— start of Extracted material —
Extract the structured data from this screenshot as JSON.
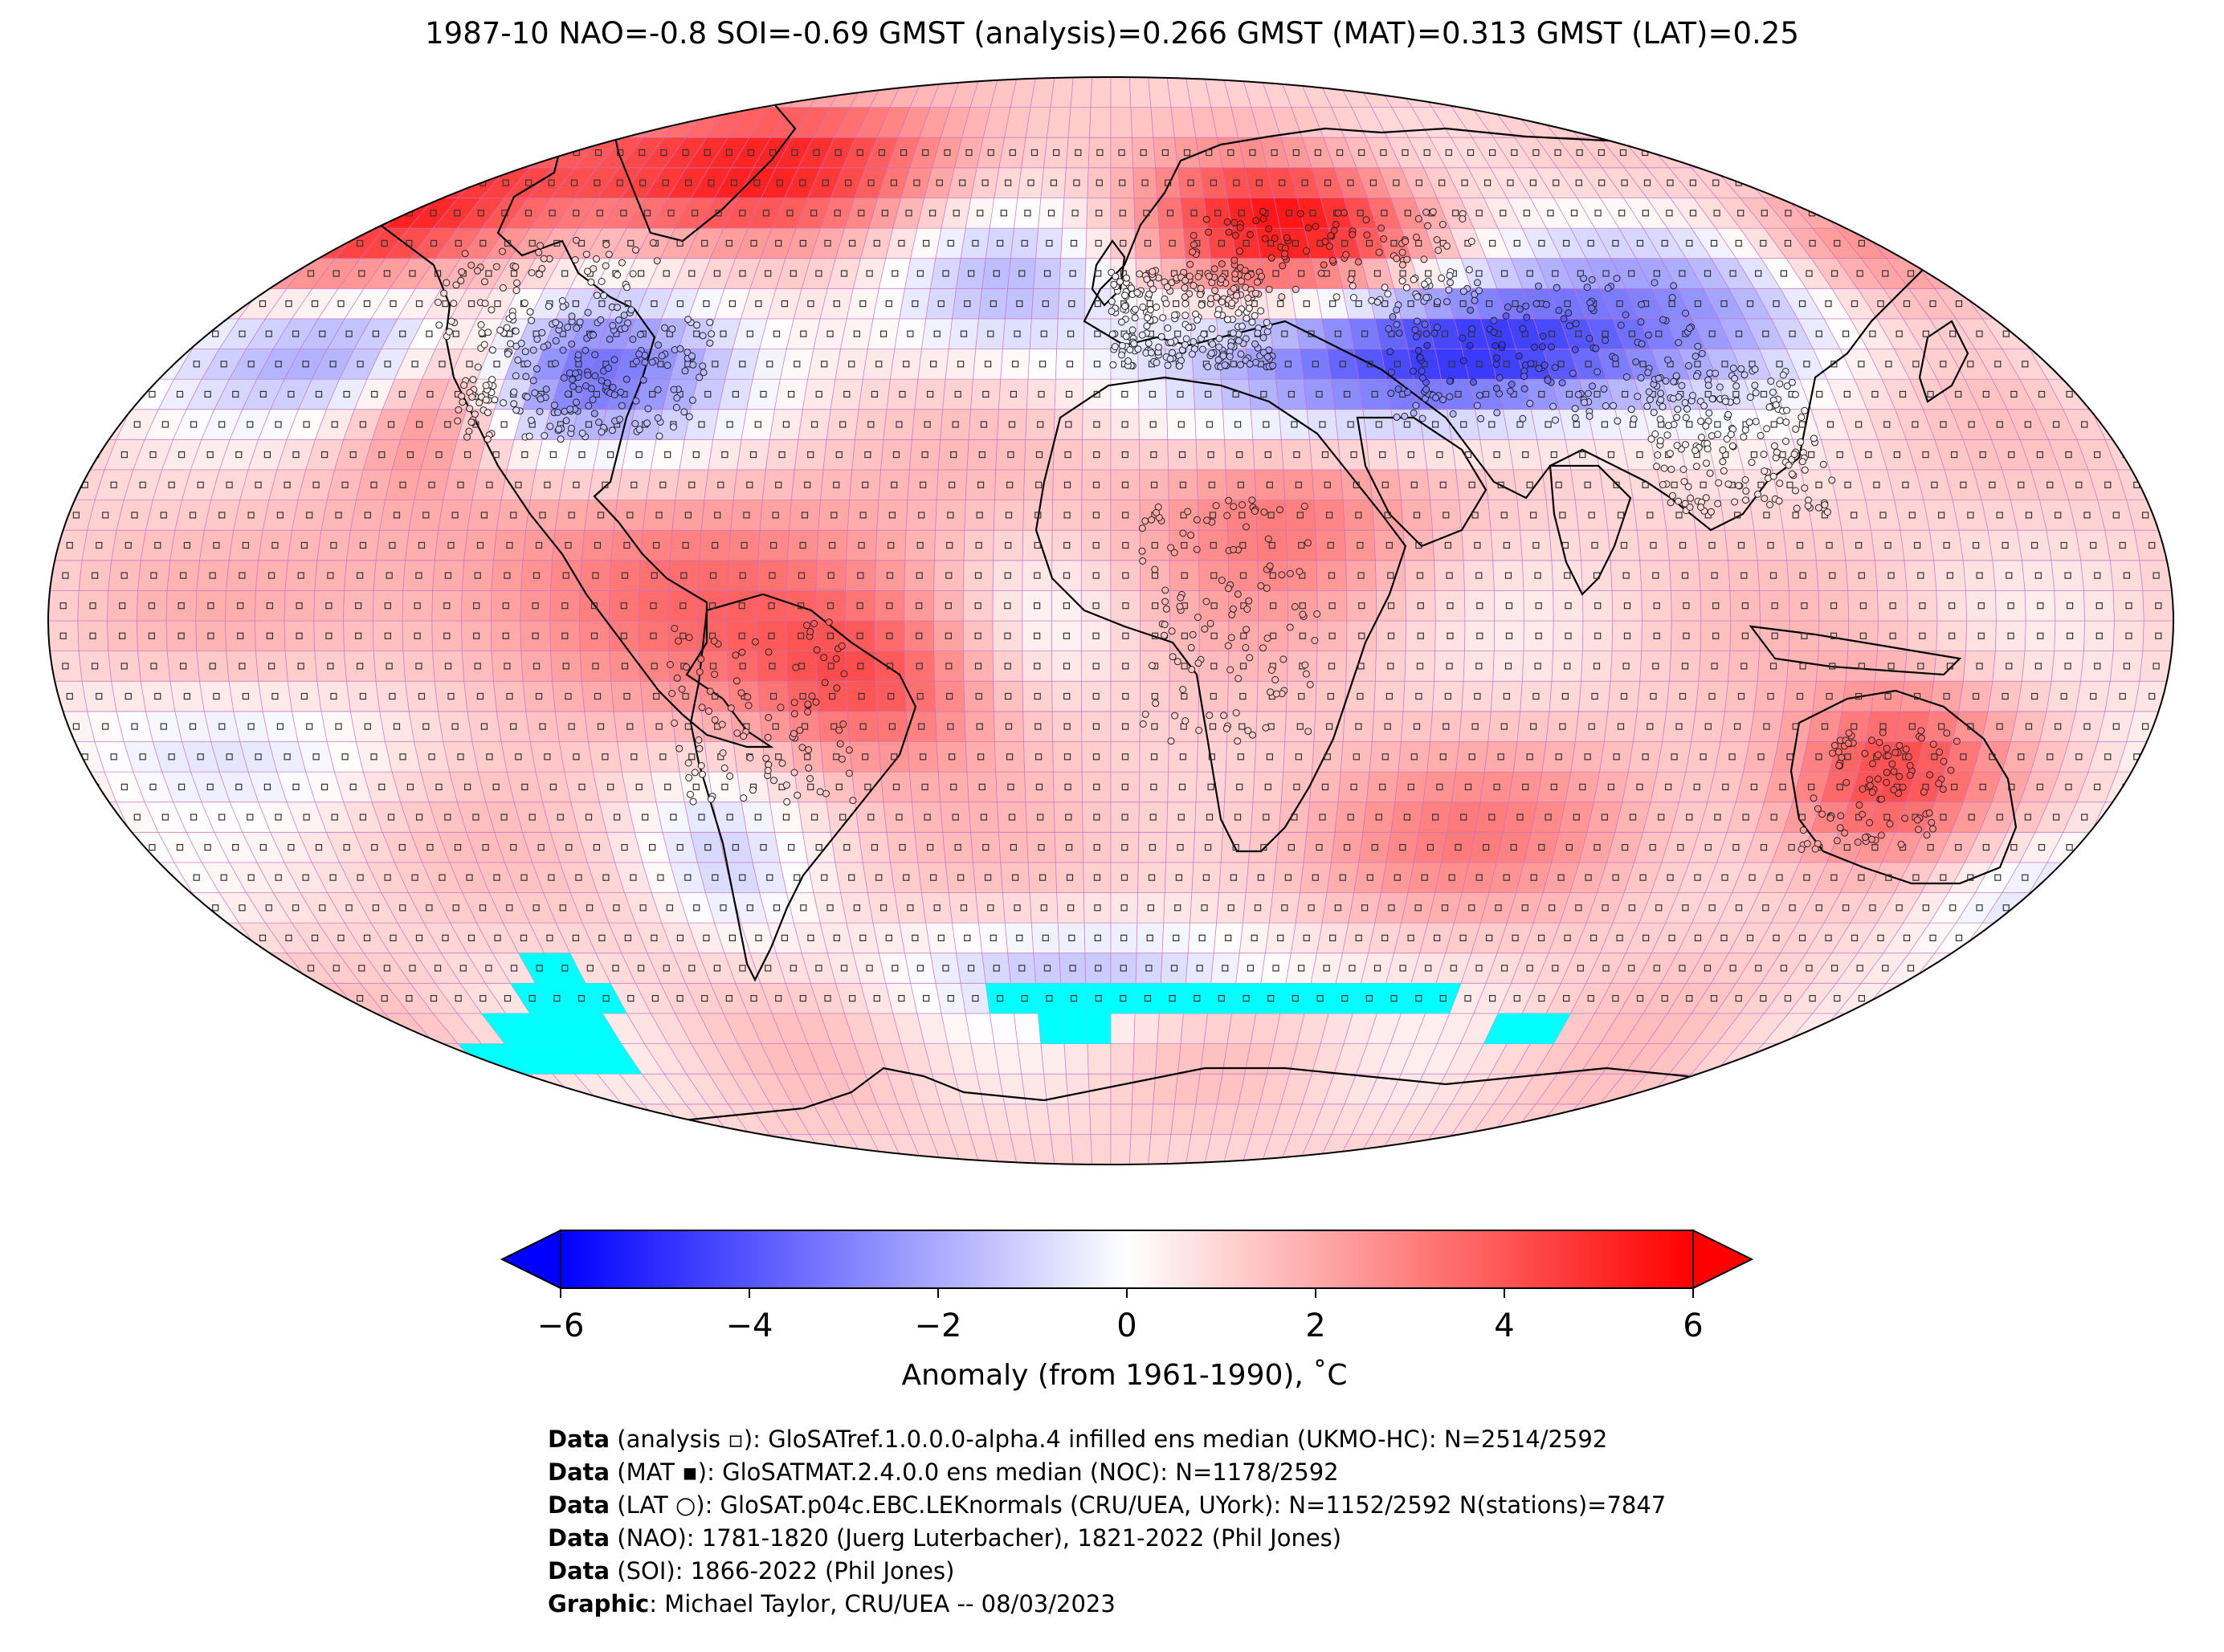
{
  "title": "1987-10 NAO=-0.8 SOI=-0.69 GMST (analysis)=0.266 GMST (MAT)=0.313 GMST (LAT)=0.25",
  "colors": {
    "cold_extreme": "#0000ff",
    "neutral": "#ffffff",
    "warm_extreme": "#ff0000",
    "sea_ice_mask": "#00ffff",
    "grid_lines": "#c070c0",
    "coastline": "#000000"
  },
  "map": {
    "projection": "robinson",
    "variable": "temperature anomaly",
    "markers": {
      "analysis": "small square",
      "MAT": "filled square",
      "LAT": "open circle"
    }
  },
  "colorbar": {
    "min": -6,
    "max": 6,
    "extend": "both",
    "ticks": [
      "−6",
      "−4",
      "−2",
      "0",
      "2",
      "4",
      "6"
    ],
    "tick_values": [
      -6,
      -4,
      -2,
      0,
      2,
      4,
      6
    ],
    "label": "Anomaly (from 1961-1990), ˚C"
  },
  "credits": [
    {
      "bold": "Data",
      "text": " (analysis ▫): GloSATref.1.0.0.0-alpha.4 infilled ens median (UKMO-HC): N=2514/2592"
    },
    {
      "bold": "Data",
      "text": " (MAT ▪): GloSATMAT.2.4.0.0 ens median (NOC): N=1178/2592"
    },
    {
      "bold": "Data",
      "text": " (LAT ○): GloSAT.p04c.EBC.LEKnormals (CRU/UEA, UYork): N=1152/2592 N(stations)=7847"
    },
    {
      "bold": "Data",
      "text": " (NAO): 1781-1820 (Juerg Luterbacher), 1821-2022 (Phil Jones)"
    },
    {
      "bold": "Data",
      "text": " (SOI): 1866-2022 (Phil Jones)"
    },
    {
      "bold": "Graphic",
      "text": ": Michael Taylor, CRU/UEA -- 08/03/2023"
    }
  ]
}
— end of Extracted material —
__What to produce__
The answer is a single number, the count of lines in the records that contain the string "Jones".

__Output of the exercise__
2